[EXERCISE REQUIREMENTS]
Compile every line that includes the word "from".

[INFORMATION PROVIDED]

——————

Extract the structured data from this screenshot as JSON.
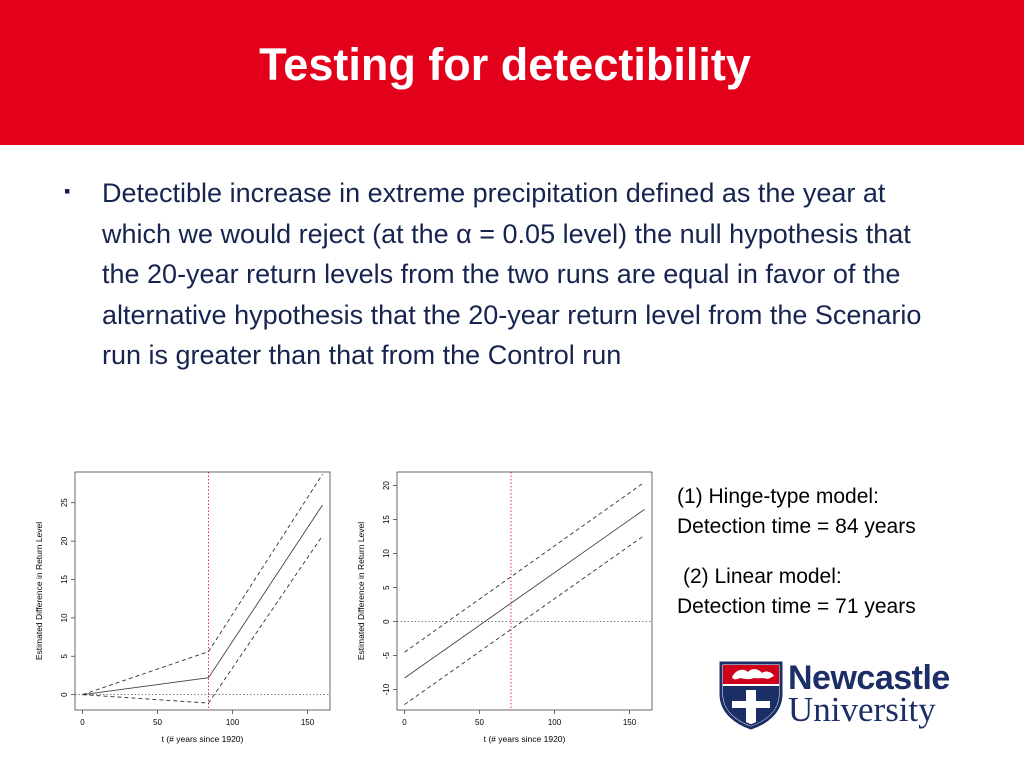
{
  "slide": {
    "title": "Testing for detectibility",
    "bullet_marker": "▪",
    "bullet": "Detectible increase in extreme precipitation defined as the year at which we would reject (at the α = 0.05 level) the null hypothesis that the 20-year return levels from the two runs are equal in favor of the alternative hypothesis that the 20-year return level from the Scenario run is greater than that from the Control run"
  },
  "notes": {
    "hinge_line1": "(1) Hinge-type model:",
    "hinge_line2": "Detection time = 84 years",
    "linear_line1": "(2) Linear model:",
    "linear_line2": "Detection time = 71 years"
  },
  "logo": {
    "line1": "Newcastle",
    "line2": "University"
  },
  "colors": {
    "header": "#e3001b",
    "text": "#17244f",
    "vline": "#e3001b",
    "logo_navy": "#1c2e66",
    "logo_red": "#d0021b"
  },
  "chart_data": [
    {
      "type": "line",
      "title": "",
      "xlabel": "t (# years since 1920)",
      "ylabel": "Estimated Difference in Return Level",
      "xlim": [
        -5,
        165
      ],
      "ylim": [
        -2,
        29
      ],
      "xticks": [
        0,
        50,
        100,
        150
      ],
      "yticks": [
        0,
        5,
        10,
        15,
        20,
        25
      ],
      "hline": 0,
      "vline": 84,
      "series": [
        {
          "style": "solid",
          "x": [
            0,
            84,
            160
          ],
          "y": [
            0,
            2.2,
            24.7
          ]
        },
        {
          "style": "dashed",
          "x": [
            0,
            84,
            160
          ],
          "y": [
            0,
            5.6,
            28.7
          ]
        },
        {
          "style": "dashed",
          "x": [
            0,
            84,
            160
          ],
          "y": [
            0,
            -1.1,
            20.7
          ]
        }
      ]
    },
    {
      "type": "line",
      "title": "",
      "xlabel": "t (# years since 1920)",
      "ylabel": "Estimated Difference in Return Level",
      "xlim": [
        -5,
        165
      ],
      "ylim": [
        -13,
        22
      ],
      "xticks": [
        0,
        50,
        100,
        150
      ],
      "yticks": [
        -10,
        -5,
        0,
        5,
        10,
        15,
        20
      ],
      "hline": 0,
      "vline": 71,
      "series": [
        {
          "style": "solid",
          "x": [
            0,
            160
          ],
          "y": [
            -8.3,
            16.5
          ]
        },
        {
          "style": "dashed",
          "x": [
            0,
            160
          ],
          "y": [
            -4.5,
            20.5
          ]
        },
        {
          "style": "dashed",
          "x": [
            0,
            160
          ],
          "y": [
            -12.2,
            12.7
          ]
        }
      ]
    }
  ]
}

——————

[WORKED SOLUTION]
Extract the structured data from this screenshot as JSON.
    "bullet": "Detectible increase in extreme precipitation defined as the year at which we would reject (at the α = 0.05 level) the null hypothesis that the 20-year return levels from the two runs are equal in favor of the alternative hypothesis that the 20-year return level from the Scenario run is greater than that from the Control run"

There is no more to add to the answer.